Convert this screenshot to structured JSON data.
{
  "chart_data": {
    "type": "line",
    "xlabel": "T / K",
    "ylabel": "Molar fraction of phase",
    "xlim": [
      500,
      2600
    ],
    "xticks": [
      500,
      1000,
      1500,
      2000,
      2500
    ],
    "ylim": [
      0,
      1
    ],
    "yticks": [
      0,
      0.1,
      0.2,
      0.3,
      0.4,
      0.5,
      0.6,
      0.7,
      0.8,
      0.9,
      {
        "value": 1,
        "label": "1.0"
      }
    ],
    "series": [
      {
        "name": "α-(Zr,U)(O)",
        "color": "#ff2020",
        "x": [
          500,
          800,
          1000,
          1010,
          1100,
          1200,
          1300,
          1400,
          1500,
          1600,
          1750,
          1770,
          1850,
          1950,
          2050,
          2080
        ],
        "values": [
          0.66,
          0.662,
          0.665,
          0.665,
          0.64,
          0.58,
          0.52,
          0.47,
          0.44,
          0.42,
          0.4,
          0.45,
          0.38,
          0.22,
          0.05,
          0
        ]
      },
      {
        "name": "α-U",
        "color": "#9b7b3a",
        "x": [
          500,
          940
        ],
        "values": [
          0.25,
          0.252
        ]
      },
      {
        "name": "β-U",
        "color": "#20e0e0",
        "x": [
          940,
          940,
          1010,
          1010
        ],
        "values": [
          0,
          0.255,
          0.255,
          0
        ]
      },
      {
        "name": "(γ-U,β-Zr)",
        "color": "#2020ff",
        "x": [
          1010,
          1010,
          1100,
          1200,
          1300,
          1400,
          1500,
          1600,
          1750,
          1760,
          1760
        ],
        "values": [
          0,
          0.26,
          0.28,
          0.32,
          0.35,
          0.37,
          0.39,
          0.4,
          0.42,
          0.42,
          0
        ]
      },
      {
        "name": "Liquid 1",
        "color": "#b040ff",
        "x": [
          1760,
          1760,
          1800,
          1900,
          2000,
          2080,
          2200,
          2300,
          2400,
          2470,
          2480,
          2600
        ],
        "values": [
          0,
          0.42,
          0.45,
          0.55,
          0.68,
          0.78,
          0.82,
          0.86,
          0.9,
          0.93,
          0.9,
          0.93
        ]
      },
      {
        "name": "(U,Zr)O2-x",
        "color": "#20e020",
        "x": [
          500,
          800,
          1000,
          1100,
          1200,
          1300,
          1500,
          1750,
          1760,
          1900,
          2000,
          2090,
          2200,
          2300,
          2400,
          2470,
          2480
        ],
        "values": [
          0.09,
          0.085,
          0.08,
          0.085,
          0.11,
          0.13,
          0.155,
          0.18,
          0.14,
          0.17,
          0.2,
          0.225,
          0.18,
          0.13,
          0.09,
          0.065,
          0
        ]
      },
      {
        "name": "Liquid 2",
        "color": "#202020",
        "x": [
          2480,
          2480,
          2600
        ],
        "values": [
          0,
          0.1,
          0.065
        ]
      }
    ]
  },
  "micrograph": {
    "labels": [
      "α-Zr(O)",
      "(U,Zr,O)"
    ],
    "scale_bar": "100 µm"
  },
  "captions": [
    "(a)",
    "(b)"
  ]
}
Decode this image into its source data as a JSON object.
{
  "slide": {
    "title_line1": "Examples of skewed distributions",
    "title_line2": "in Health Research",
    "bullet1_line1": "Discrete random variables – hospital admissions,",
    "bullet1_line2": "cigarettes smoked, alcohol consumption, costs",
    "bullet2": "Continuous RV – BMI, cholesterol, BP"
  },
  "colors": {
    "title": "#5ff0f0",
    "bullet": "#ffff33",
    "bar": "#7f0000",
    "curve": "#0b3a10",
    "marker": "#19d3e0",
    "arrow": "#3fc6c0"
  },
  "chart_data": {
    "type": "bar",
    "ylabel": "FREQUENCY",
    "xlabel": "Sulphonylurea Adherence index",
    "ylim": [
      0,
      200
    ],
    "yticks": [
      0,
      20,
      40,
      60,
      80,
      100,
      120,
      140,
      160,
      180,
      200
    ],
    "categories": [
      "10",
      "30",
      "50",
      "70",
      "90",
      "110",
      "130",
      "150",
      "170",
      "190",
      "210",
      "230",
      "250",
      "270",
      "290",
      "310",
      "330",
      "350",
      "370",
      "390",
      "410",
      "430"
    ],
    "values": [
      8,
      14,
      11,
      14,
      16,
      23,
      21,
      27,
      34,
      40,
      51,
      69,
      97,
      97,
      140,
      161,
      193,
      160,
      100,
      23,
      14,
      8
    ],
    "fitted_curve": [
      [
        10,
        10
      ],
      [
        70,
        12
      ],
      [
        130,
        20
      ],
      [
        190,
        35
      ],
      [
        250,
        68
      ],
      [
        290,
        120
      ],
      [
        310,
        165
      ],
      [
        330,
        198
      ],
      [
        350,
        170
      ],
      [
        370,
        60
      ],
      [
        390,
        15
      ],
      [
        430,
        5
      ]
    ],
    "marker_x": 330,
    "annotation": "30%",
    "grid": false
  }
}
-------------------------
WHAT IS BEING ASKED:
Print every record exactly as it was given.

SOLVED EXERCISE:
Convert this screenshot to structured JSON data.
{
  "chart_data": {
    "type": "line",
    "xlabel": "T / K",
    "ylabel": "Molar fraction of phase",
    "xlim": [
      500,
      2600
    ],
    "xticks": [
      500,
      1000,
      1500,
      2000,
      2500
    ],
    "ylim": [
      0,
      1
    ],
    "yticks": [
      0,
      0.1,
      0.2,
      0.3,
      0.4,
      0.5,
      0.6,
      0.7,
      0.8,
      0.9,
      {
        "value": 1,
        "label": "1.0"
      }
    ],
    "series": [
      {
        "name": "α-(Zr,U)(O)",
        "color": "#ff2020",
        "x": [
          500,
          800,
          1000,
          1010,
          1100,
          1200,
          1300,
          1400,
          1500,
          1600,
          1750,
          1770,
          1850,
          1950,
          2050,
          2080
        ],
        "values": [
          0.66,
          0.662,
          0.665,
          0.665,
          0.64,
          0.58,
          0.52,
          0.47,
          0.44,
          0.42,
          0.4,
          0.45,
          0.38,
          0.22,
          0.05,
          0
        ]
      },
      {
        "name": "α-U",
        "color": "#9b7b3a",
        "x": [
          500,
          940
        ],
        "values": [
          0.25,
          0.252
        ]
      },
      {
        "name": "β-U",
        "color": "#20e0e0",
        "x": [
          940,
          940,
          1010,
          1010
        ],
        "values": [
          0,
          0.255,
          0.255,
          0
        ]
      },
      {
        "name": "(γ-U,β-Zr)",
        "color": "#2020ff",
        "x": [
          1010,
          1010,
          1100,
          1200,
          1300,
          1400,
          1500,
          1600,
          1750,
          1760,
          1760
        ],
        "values": [
          0,
          0.26,
          0.28,
          0.32,
          0.35,
          0.37,
          0.39,
          0.4,
          0.42,
          0.42,
          0
        ]
      },
      {
        "name": "Liquid 1",
        "color": "#b040ff",
        "x": [
          1760,
          1760,
          1800,
          1900,
          2000,
          2080,
          2200,
          2300,
          2400,
          2470,
          2480,
          2600
        ],
        "values": [
          0,
          0.42,
          0.45,
          0.55,
          0.68,
          0.78,
          0.82,
          0.86,
          0.9,
          0.93,
          0.9,
          0.93
        ]
      },
      {
        "name": "(U,Zr)O2-x",
        "color": "#20e020",
        "x": [
          500,
          800,
          1000,
          1100,
          1200,
          1300,
          1500,
          1750,
          1760,
          1900,
          2000,
          2090,
          2200,
          2300,
          2400,
          2470,
          2480
        ],
        "values": [
          0.09,
          0.085,
          0.08,
          0.085,
          0.11,
          0.13,
          0.155,
          0.18,
          0.14,
          0.17,
          0.2,
          0.225,
          0.18,
          0.13,
          0.09,
          0.065,
          0
        ]
      },
      {
        "name": "Liquid 2",
        "color": "#202020",
        "x": [
          2480,
          2480,
          2600
        ],
        "values": [
          0,
          0.1,
          0.065
        ]
      }
    ]
  },
  "micrograph": {
    "labels": [
      "α-Zr(O)",
      "(U,Zr,O)"
    ],
    "scale_bar": "100 µm"
  },
  "captions": [
    "(a)",
    "(b)"
  ]
}
Decode this image into its source data as a JSON object.
{
  "slide": {
    "title_line1": "Examples of skewed distributions",
    "title_line2": "in Health Research",
    "bullet1_line1": "Discrete random variables – hospital admissions,",
    "bullet1_line2": "cigarettes smoked, alcohol consumption, costs",
    "bullet2": "Continuous RV – BMI, cholesterol, BP"
  },
  "colors": {
    "title": "#5ff0f0",
    "bullet": "#ffff33",
    "bar": "#7f0000",
    "curve": "#0b3a10",
    "marker": "#19d3e0",
    "arrow": "#3fc6c0"
  },
  "chart_data": {
    "type": "bar",
    "ylabel": "FREQUENCY",
    "xlabel": "Sulphonylurea Adherence index",
    "ylim": [
      0,
      200
    ],
    "yticks": [
      0,
      20,
      40,
      60,
      80,
      100,
      120,
      140,
      160,
      180,
      200
    ],
    "categories": [
      "10",
      "30",
      "50",
      "70",
      "90",
      "110",
      "130",
      "150",
      "170",
      "190",
      "210",
      "230",
      "250",
      "270",
      "290",
      "310",
      "330",
      "350",
      "370",
      "390",
      "410",
      "430"
    ],
    "values": [
      8,
      14,
      11,
      14,
      16,
      23,
      21,
      27,
      34,
      40,
      51,
      69,
      97,
      97,
      140,
      161,
      193,
      160,
      100,
      23,
      14,
      8
    ],
    "fitted_curve": [
      [
        10,
        10
      ],
      [
        70,
        12
      ],
      [
        130,
        20
      ],
      [
        190,
        35
      ],
      [
        250,
        68
      ],
      [
        290,
        120
      ],
      [
        310,
        165
      ],
      [
        330,
        198
      ],
      [
        350,
        170
      ],
      [
        370,
        60
      ],
      [
        390,
        15
      ],
      [
        430,
        5
      ]
    ],
    "marker_x": 330,
    "annotation": "30%",
    "grid": false
  }
}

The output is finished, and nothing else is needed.